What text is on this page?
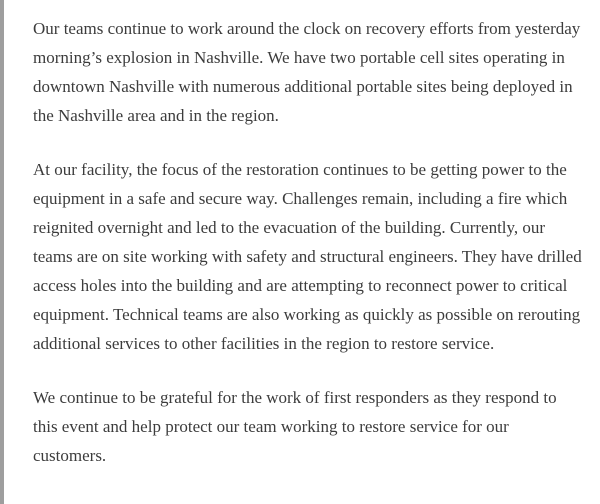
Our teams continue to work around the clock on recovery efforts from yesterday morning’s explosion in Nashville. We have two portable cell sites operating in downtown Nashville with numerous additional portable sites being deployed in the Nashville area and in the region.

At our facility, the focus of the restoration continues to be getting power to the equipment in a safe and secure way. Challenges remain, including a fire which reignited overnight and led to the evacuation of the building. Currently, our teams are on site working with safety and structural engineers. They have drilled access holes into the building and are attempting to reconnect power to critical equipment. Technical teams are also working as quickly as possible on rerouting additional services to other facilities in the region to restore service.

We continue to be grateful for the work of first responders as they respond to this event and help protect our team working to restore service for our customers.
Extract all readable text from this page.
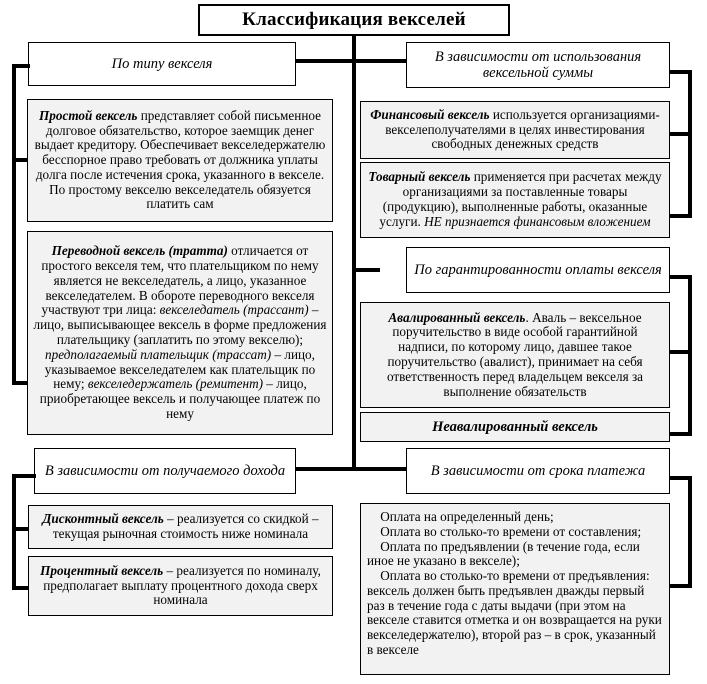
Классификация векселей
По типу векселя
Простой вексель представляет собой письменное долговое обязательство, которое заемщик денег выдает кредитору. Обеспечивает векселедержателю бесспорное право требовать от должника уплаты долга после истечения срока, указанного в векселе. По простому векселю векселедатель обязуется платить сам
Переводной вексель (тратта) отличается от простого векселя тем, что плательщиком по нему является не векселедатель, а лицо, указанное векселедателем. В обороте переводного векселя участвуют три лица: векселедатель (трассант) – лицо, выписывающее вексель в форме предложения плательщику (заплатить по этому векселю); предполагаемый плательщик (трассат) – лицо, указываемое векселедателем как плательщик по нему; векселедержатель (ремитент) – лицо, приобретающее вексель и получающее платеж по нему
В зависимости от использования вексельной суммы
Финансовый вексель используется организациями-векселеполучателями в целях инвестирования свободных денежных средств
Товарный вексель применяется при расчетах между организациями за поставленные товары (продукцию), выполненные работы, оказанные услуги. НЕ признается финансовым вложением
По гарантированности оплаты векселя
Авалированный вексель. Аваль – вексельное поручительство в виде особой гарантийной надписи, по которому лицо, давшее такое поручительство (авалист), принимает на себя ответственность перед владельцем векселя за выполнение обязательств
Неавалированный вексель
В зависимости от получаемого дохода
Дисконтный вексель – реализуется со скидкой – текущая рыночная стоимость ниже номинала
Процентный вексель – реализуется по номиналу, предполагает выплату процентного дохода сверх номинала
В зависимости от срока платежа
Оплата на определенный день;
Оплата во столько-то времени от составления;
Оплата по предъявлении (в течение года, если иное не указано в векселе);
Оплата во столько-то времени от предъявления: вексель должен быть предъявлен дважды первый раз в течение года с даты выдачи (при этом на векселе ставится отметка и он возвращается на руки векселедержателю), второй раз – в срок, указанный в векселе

******

» WORK REQUIRED
Print the whole listing above once more, word for word, without its pictures.

» THE COMPLETED TASK
What text is on this page?
Our teams continue to work around the clock on recovery efforts from yesterday morning’s explosion in Nashville. We have two portable cell sites operating in downtown Nashville with numerous additional portable sites being deployed in the Nashville area and in the region.

At our facility, the focus of the restoration continues to be getting power to the equipment in a safe and secure way. Challenges remain, including a fire which reignited overnight and led to the evacuation of the building. Currently, our teams are on site working with safety and structural engineers. They have drilled access holes into the building and are attempting to reconnect power to critical equipment. Technical teams are also working as quickly as possible on rerouting additional services to other facilities in the region to restore service.

We continue to be grateful for the work of first responders as they respond to this event and help protect our team working to restore service for our customers.
Extract all readable text from this page.
Классификация векселей
По типу векселя
Простой вексель представляет собой письменное долговое обязательство, которое заемщик денег выдает кредитору. Обеспечивает векселедержателю бесспорное право требовать от должника уплаты долга после истечения срока, указанного в векселе. По простому векселю векселедатель обязуется платить сам
Переводной вексель (тратта) отличается от простого векселя тем, что плательщиком по нему является не векселедатель, а лицо, указанное векселедателем. В обороте переводного векселя участвуют три лица: векселедатель (трассант) – лицо, выписывающее вексель в форме предложения плательщику (заплатить по этому векселю); предполагаемый плательщик (трассат) – лицо, указываемое векселедателем как плательщик по нему; векселедержатель (ремитент) – лицо, приобретающее вексель и получающее платеж по нему
В зависимости от использования вексельной суммы
Финансовый вексель используется организациями-векселеполучателями в целях инвестирования свободных денежных средств
Товарный вексель применяется при расчетах между организациями за поставленные товары (продукцию), выполненные работы, оказанные услуги. НЕ признается финансовым вложением
По гарантированности оплаты векселя
Авалированный вексель. Аваль – вексельное поручительство в виде особой гарантийной надписи, по которому лицо, давшее такое поручительство (авалист), принимает на себя ответственность перед владельцем векселя за выполнение обязательств
Неавалированный вексель
В зависимости от получаемого дохода
Дисконтный вексель – реализуется со скидкой – текущая рыночная стоимость ниже номинала
Процентный вексель – реализуется по номиналу, предполагает выплату процентного дохода сверх номинала
В зависимости от срока платежа
Оплата на определенный день;
Оплата во столько-то времени от составления;
Оплата по предъявлении (в течение года, если иное не указано в векселе);
Оплата во столько-то времени от предъявления: вексель должен быть предъявлен дважды первый раз в течение года с даты выдачи (при этом на векселе ставится отметка и он возвращается на руки векселедержателю), второй раз – в срок, указанный в векселе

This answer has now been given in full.